### Description of the task
Your task is to repeat the listing exactly.

Extracted data entries:
========

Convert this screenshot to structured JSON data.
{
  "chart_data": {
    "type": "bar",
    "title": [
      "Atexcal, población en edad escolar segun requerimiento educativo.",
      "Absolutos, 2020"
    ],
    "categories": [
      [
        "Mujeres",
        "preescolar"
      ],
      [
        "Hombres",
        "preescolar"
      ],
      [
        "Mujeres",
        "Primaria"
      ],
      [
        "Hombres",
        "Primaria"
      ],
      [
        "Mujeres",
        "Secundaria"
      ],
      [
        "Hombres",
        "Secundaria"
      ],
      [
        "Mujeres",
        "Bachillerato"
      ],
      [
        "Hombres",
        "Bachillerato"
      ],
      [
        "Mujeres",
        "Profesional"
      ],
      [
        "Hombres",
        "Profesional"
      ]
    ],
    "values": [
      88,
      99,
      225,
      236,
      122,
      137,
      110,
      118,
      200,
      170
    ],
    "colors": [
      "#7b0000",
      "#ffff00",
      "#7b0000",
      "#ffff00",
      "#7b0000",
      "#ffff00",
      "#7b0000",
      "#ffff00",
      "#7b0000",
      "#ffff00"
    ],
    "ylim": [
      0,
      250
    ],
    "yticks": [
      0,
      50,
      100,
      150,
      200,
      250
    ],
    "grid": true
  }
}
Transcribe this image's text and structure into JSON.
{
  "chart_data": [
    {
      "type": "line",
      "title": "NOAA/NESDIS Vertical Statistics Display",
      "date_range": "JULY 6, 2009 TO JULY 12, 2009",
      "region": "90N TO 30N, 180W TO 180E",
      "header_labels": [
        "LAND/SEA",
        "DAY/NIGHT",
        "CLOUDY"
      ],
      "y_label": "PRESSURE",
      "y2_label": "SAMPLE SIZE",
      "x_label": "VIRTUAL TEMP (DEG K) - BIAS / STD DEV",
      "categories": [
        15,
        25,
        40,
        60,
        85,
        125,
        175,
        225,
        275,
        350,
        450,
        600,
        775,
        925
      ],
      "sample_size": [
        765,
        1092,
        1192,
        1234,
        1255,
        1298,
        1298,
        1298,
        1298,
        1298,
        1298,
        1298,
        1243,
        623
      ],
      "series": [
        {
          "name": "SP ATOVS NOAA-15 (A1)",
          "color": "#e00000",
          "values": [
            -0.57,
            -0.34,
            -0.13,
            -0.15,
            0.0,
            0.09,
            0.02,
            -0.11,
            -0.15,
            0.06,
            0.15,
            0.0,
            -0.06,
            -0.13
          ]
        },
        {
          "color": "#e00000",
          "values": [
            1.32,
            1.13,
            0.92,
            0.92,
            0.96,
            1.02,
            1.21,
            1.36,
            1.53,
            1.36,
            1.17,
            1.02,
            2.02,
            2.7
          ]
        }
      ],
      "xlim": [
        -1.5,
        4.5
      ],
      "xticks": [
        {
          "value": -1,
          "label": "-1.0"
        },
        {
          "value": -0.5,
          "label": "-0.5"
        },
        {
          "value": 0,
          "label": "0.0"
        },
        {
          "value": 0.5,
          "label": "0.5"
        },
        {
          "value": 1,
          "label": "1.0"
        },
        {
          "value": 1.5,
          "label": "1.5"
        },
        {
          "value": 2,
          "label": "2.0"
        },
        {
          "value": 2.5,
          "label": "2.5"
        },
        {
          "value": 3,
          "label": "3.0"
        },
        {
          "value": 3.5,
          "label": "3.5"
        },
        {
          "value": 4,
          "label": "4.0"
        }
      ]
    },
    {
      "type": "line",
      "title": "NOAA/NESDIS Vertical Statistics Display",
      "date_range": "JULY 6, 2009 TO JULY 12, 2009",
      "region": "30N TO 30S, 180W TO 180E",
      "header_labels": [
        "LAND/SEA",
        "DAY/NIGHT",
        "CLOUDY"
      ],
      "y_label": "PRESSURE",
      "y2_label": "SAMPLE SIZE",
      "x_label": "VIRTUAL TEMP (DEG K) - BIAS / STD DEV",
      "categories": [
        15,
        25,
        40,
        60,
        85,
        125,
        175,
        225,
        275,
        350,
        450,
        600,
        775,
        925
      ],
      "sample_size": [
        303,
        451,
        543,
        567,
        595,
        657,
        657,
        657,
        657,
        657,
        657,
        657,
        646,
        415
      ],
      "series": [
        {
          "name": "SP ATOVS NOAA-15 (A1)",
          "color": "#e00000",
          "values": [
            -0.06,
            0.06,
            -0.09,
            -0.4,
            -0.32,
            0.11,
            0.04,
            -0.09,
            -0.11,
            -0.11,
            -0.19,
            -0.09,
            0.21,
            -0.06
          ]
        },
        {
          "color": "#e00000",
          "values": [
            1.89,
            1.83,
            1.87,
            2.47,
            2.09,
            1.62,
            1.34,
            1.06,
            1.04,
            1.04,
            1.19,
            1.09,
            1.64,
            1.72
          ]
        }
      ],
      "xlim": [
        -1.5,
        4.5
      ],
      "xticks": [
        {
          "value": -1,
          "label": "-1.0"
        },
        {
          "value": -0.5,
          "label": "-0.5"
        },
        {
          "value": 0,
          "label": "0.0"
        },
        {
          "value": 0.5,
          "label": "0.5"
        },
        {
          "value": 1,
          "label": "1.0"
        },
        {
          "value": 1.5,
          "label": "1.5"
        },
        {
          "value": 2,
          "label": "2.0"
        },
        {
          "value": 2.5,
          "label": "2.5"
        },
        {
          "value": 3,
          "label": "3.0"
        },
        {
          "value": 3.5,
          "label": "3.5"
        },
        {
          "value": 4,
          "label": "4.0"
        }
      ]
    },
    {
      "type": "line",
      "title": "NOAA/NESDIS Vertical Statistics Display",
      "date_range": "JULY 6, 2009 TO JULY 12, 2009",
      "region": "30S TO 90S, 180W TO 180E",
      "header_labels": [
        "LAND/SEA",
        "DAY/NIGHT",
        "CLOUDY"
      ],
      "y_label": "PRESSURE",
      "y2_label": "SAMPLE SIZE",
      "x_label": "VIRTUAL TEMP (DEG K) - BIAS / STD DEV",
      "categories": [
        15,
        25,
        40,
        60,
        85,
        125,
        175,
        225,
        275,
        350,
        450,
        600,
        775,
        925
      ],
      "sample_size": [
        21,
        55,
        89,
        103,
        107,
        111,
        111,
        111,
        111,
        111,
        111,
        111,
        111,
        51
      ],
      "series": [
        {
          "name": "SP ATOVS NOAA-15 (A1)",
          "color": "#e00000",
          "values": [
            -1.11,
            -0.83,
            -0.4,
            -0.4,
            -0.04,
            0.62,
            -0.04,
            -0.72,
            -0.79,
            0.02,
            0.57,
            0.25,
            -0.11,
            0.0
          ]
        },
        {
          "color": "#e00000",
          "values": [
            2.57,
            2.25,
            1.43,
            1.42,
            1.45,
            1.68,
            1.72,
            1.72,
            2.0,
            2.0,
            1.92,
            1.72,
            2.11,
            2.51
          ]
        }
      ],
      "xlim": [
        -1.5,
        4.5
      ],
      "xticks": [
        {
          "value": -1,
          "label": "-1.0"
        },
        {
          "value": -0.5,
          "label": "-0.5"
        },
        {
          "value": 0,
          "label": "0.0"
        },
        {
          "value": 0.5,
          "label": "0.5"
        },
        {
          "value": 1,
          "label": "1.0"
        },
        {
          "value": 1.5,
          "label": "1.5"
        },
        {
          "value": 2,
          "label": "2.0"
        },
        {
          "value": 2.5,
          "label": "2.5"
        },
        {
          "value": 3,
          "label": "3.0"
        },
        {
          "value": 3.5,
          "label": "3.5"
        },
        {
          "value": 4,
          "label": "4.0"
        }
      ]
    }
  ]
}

========

### Problem solution
Convert this screenshot to structured JSON data.
{
  "chart_data": {
    "type": "bar",
    "title": [
      "Atexcal, población en edad escolar segun requerimiento educativo.",
      "Absolutos, 2020"
    ],
    "categories": [
      [
        "Mujeres",
        "preescolar"
      ],
      [
        "Hombres",
        "preescolar"
      ],
      [
        "Mujeres",
        "Primaria"
      ],
      [
        "Hombres",
        "Primaria"
      ],
      [
        "Mujeres",
        "Secundaria"
      ],
      [
        "Hombres",
        "Secundaria"
      ],
      [
        "Mujeres",
        "Bachillerato"
      ],
      [
        "Hombres",
        "Bachillerato"
      ],
      [
        "Mujeres",
        "Profesional"
      ],
      [
        "Hombres",
        "Profesional"
      ]
    ],
    "values": [
      88,
      99,
      225,
      236,
      122,
      137,
      110,
      118,
      200,
      170
    ],
    "colors": [
      "#7b0000",
      "#ffff00",
      "#7b0000",
      "#ffff00",
      "#7b0000",
      "#ffff00",
      "#7b0000",
      "#ffff00",
      "#7b0000",
      "#ffff00"
    ],
    "ylim": [
      0,
      250
    ],
    "yticks": [
      0,
      50,
      100,
      150,
      200,
      250
    ],
    "grid": true
  }
}
Transcribe this image's text and structure into JSON.
{
  "chart_data": [
    {
      "type": "line",
      "title": "NOAA/NESDIS Vertical Statistics Display",
      "date_range": "JULY 6, 2009 TO JULY 12, 2009",
      "region": "90N TO 30N, 180W TO 180E",
      "header_labels": [
        "LAND/SEA",
        "DAY/NIGHT",
        "CLOUDY"
      ],
      "y_label": "PRESSURE",
      "y2_label": "SAMPLE SIZE",
      "x_label": "VIRTUAL TEMP (DEG K) - BIAS / STD DEV",
      "categories": [
        15,
        25,
        40,
        60,
        85,
        125,
        175,
        225,
        275,
        350,
        450,
        600,
        775,
        925
      ],
      "sample_size": [
        765,
        1092,
        1192,
        1234,
        1255,
        1298,
        1298,
        1298,
        1298,
        1298,
        1298,
        1298,
        1243,
        623
      ],
      "series": [
        {
          "name": "SP ATOVS NOAA-15 (A1)",
          "color": "#e00000",
          "values": [
            -0.57,
            -0.34,
            -0.13,
            -0.15,
            0.0,
            0.09,
            0.02,
            -0.11,
            -0.15,
            0.06,
            0.15,
            0.0,
            -0.06,
            -0.13
          ]
        },
        {
          "color": "#e00000",
          "values": [
            1.32,
            1.13,
            0.92,
            0.92,
            0.96,
            1.02,
            1.21,
            1.36,
            1.53,
            1.36,
            1.17,
            1.02,
            2.02,
            2.7
          ]
        }
      ],
      "xlim": [
        -1.5,
        4.5
      ],
      "xticks": [
        {
          "value": -1,
          "label": "-1.0"
        },
        {
          "value": -0.5,
          "label": "-0.5"
        },
        {
          "value": 0,
          "label": "0.0"
        },
        {
          "value": 0.5,
          "label": "0.5"
        },
        {
          "value": 1,
          "label": "1.0"
        },
        {
          "value": 1.5,
          "label": "1.5"
        },
        {
          "value": 2,
          "label": "2.0"
        },
        {
          "value": 2.5,
          "label": "2.5"
        },
        {
          "value": 3,
          "label": "3.0"
        },
        {
          "value": 3.5,
          "label": "3.5"
        },
        {
          "value": 4,
          "label": "4.0"
        }
      ]
    },
    {
      "type": "line",
      "title": "NOAA/NESDIS Vertical Statistics Display",
      "date_range": "JULY 6, 2009 TO JULY 12, 2009",
      "region": "30N TO 30S, 180W TO 180E",
      "header_labels": [
        "LAND/SEA",
        "DAY/NIGHT",
        "CLOUDY"
      ],
      "y_label": "PRESSURE",
      "y2_label": "SAMPLE SIZE",
      "x_label": "VIRTUAL TEMP (DEG K) - BIAS / STD DEV",
      "categories": [
        15,
        25,
        40,
        60,
        85,
        125,
        175,
        225,
        275,
        350,
        450,
        600,
        775,
        925
      ],
      "sample_size": [
        303,
        451,
        543,
        567,
        595,
        657,
        657,
        657,
        657,
        657,
        657,
        657,
        646,
        415
      ],
      "series": [
        {
          "name": "SP ATOVS NOAA-15 (A1)",
          "color": "#e00000",
          "values": [
            -0.06,
            0.06,
            -0.09,
            -0.4,
            -0.32,
            0.11,
            0.04,
            -0.09,
            -0.11,
            -0.11,
            -0.19,
            -0.09,
            0.21,
            -0.06
          ]
        },
        {
          "color": "#e00000",
          "values": [
            1.89,
            1.83,
            1.87,
            2.47,
            2.09,
            1.62,
            1.34,
            1.06,
            1.04,
            1.04,
            1.19,
            1.09,
            1.64,
            1.72
          ]
        }
      ],
      "xlim": [
        -1.5,
        4.5
      ],
      "xticks": [
        {
          "value": -1,
          "label": "-1.0"
        },
        {
          "value": -0.5,
          "label": "-0.5"
        },
        {
          "value": 0,
          "label": "0.0"
        },
        {
          "value": 0.5,
          "label": "0.5"
        },
        {
          "value": 1,
          "label": "1.0"
        },
        {
          "value": 1.5,
          "label": "1.5"
        },
        {
          "value": 2,
          "label": "2.0"
        },
        {
          "value": 2.5,
          "label": "2.5"
        },
        {
          "value": 3,
          "label": "3.0"
        },
        {
          "value": 3.5,
          "label": "3.5"
        },
        {
          "value": 4,
          "label": "4.0"
        }
      ]
    },
    {
      "type": "line",
      "title": "NOAA/NESDIS Vertical Statistics Display",
      "date_range": "JULY 6, 2009 TO JULY 12, 2009",
      "region": "30S TO 90S, 180W TO 180E",
      "header_labels": [
        "LAND/SEA",
        "DAY/NIGHT",
        "CLOUDY"
      ],
      "y_label": "PRESSURE",
      "y2_label": "SAMPLE SIZE",
      "x_label": "VIRTUAL TEMP (DEG K) - BIAS / STD DEV",
      "categories": [
        15,
        25,
        40,
        60,
        85,
        125,
        175,
        225,
        275,
        350,
        450,
        600,
        775,
        925
      ],
      "sample_size": [
        21,
        55,
        89,
        103,
        107,
        111,
        111,
        111,
        111,
        111,
        111,
        111,
        111,
        51
      ],
      "series": [
        {
          "name": "SP ATOVS NOAA-15 (A1)",
          "color": "#e00000",
          "values": [
            -1.11,
            -0.83,
            -0.4,
            -0.4,
            -0.04,
            0.62,
            -0.04,
            -0.72,
            -0.79,
            0.02,
            0.57,
            0.25,
            -0.11,
            0.0
          ]
        },
        {
          "color": "#e00000",
          "values": [
            2.57,
            2.25,
            1.43,
            1.42,
            1.45,
            1.68,
            1.72,
            1.72,
            2.0,
            2.0,
            1.92,
            1.72,
            2.11,
            2.51
          ]
        }
      ],
      "xlim": [
        -1.5,
        4.5
      ],
      "xticks": [
        {
          "value": -1,
          "label": "-1.0"
        },
        {
          "value": -0.5,
          "label": "-0.5"
        },
        {
          "value": 0,
          "label": "0.0"
        },
        {
          "value": 0.5,
          "label": "0.5"
        },
        {
          "value": 1,
          "label": "1.0"
        },
        {
          "value": 1.5,
          "label": "1.5"
        },
        {
          "value": 2,
          "label": "2.0"
        },
        {
          "value": 2.5,
          "label": "2.5"
        },
        {
          "value": 3,
          "label": "3.0"
        },
        {
          "value": 3.5,
          "label": "3.5"
        },
        {
          "value": 4,
          "label": "4.0"
        }
      ]
    }
  ]
}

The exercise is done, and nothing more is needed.